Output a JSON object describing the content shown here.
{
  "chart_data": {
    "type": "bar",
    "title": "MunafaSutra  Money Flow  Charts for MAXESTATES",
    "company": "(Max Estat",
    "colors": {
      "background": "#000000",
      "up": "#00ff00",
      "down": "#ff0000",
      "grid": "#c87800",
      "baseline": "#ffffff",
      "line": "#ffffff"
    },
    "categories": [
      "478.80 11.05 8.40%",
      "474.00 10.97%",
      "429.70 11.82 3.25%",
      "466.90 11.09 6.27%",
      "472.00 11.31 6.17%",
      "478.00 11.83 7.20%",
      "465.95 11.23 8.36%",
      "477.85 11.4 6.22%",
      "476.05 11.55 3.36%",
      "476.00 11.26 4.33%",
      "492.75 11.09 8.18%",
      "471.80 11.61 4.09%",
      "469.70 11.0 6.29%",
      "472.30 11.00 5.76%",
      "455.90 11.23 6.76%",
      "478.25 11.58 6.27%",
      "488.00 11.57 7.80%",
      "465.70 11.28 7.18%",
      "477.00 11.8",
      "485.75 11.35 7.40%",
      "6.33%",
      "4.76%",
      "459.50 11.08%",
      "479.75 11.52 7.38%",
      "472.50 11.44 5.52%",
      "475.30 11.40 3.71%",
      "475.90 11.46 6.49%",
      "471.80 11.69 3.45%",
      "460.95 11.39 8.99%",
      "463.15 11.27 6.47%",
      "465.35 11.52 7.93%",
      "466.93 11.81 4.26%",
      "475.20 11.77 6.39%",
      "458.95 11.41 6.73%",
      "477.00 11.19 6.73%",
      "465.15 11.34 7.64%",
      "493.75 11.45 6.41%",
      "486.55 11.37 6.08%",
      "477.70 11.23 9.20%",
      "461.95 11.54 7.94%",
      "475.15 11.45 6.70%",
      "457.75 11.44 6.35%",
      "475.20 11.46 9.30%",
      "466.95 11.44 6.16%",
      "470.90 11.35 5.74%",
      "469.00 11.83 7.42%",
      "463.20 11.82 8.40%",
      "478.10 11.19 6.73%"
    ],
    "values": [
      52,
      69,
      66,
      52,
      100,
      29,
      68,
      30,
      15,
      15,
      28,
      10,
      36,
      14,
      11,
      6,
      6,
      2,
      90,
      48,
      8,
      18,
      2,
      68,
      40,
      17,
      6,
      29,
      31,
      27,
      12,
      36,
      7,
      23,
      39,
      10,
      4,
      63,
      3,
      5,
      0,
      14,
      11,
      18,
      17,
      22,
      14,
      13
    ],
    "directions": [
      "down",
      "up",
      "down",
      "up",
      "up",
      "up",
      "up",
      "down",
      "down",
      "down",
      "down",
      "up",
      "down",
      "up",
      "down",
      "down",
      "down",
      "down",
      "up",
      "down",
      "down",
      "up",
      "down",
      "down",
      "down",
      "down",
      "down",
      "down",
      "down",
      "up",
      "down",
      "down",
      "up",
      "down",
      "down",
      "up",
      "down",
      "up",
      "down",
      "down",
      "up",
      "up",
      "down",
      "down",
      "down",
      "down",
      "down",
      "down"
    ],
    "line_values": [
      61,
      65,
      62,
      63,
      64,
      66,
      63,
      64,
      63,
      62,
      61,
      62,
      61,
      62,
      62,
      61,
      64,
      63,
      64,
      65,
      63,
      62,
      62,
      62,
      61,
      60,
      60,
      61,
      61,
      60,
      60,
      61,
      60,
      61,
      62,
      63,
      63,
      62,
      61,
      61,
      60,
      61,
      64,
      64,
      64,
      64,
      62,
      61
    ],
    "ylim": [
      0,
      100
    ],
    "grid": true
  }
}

· · · · ·

# AIM OF THE EXERCISE
Return all of the data precisely as it appears.

# EXERCISE RESPONSE
Output a JSON object describing the content shown here.
{
  "chart_data": {
    "type": "bar",
    "title": "MunafaSutra  Money Flow  Charts for MAXESTATES",
    "company": "(Max Estat",
    "colors": {
      "background": "#000000",
      "up": "#00ff00",
      "down": "#ff0000",
      "grid": "#c87800",
      "baseline": "#ffffff",
      "line": "#ffffff"
    },
    "categories": [
      "478.80 11.05 8.40%",
      "474.00 10.97%",
      "429.70 11.82 3.25%",
      "466.90 11.09 6.27%",
      "472.00 11.31 6.17%",
      "478.00 11.83 7.20%",
      "465.95 11.23 8.36%",
      "477.85 11.4 6.22%",
      "476.05 11.55 3.36%",
      "476.00 11.26 4.33%",
      "492.75 11.09 8.18%",
      "471.80 11.61 4.09%",
      "469.70 11.0 6.29%",
      "472.30 11.00 5.76%",
      "455.90 11.23 6.76%",
      "478.25 11.58 6.27%",
      "488.00 11.57 7.80%",
      "465.70 11.28 7.18%",
      "477.00 11.8",
      "485.75 11.35 7.40%",
      "6.33%",
      "4.76%",
      "459.50 11.08%",
      "479.75 11.52 7.38%",
      "472.50 11.44 5.52%",
      "475.30 11.40 3.71%",
      "475.90 11.46 6.49%",
      "471.80 11.69 3.45%",
      "460.95 11.39 8.99%",
      "463.15 11.27 6.47%",
      "465.35 11.52 7.93%",
      "466.93 11.81 4.26%",
      "475.20 11.77 6.39%",
      "458.95 11.41 6.73%",
      "477.00 11.19 6.73%",
      "465.15 11.34 7.64%",
      "493.75 11.45 6.41%",
      "486.55 11.37 6.08%",
      "477.70 11.23 9.20%",
      "461.95 11.54 7.94%",
      "475.15 11.45 6.70%",
      "457.75 11.44 6.35%",
      "475.20 11.46 9.30%",
      "466.95 11.44 6.16%",
      "470.90 11.35 5.74%",
      "469.00 11.83 7.42%",
      "463.20 11.82 8.40%",
      "478.10 11.19 6.73%"
    ],
    "values": [
      52,
      69,
      66,
      52,
      100,
      29,
      68,
      30,
      15,
      15,
      28,
      10,
      36,
      14,
      11,
      6,
      6,
      2,
      90,
      48,
      8,
      18,
      2,
      68,
      40,
      17,
      6,
      29,
      31,
      27,
      12,
      36,
      7,
      23,
      39,
      10,
      4,
      63,
      3,
      5,
      0,
      14,
      11,
      18,
      17,
      22,
      14,
      13
    ],
    "directions": [
      "down",
      "up",
      "down",
      "up",
      "up",
      "up",
      "up",
      "down",
      "down",
      "down",
      "down",
      "up",
      "down",
      "up",
      "down",
      "down",
      "down",
      "down",
      "up",
      "down",
      "down",
      "up",
      "down",
      "down",
      "down",
      "down",
      "down",
      "down",
      "down",
      "up",
      "down",
      "down",
      "up",
      "down",
      "down",
      "up",
      "down",
      "up",
      "down",
      "down",
      "up",
      "up",
      "down",
      "down",
      "down",
      "down",
      "down",
      "down"
    ],
    "line_values": [
      61,
      65,
      62,
      63,
      64,
      66,
      63,
      64,
      63,
      62,
      61,
      62,
      61,
      62,
      62,
      61,
      64,
      63,
      64,
      65,
      63,
      62,
      62,
      62,
      61,
      60,
      60,
      61,
      61,
      60,
      60,
      61,
      60,
      61,
      62,
      63,
      63,
      62,
      61,
      61,
      60,
      61,
      64,
      64,
      64,
      64,
      62,
      61
    ],
    "ylim": [
      0,
      100
    ],
    "grid": true
  }
}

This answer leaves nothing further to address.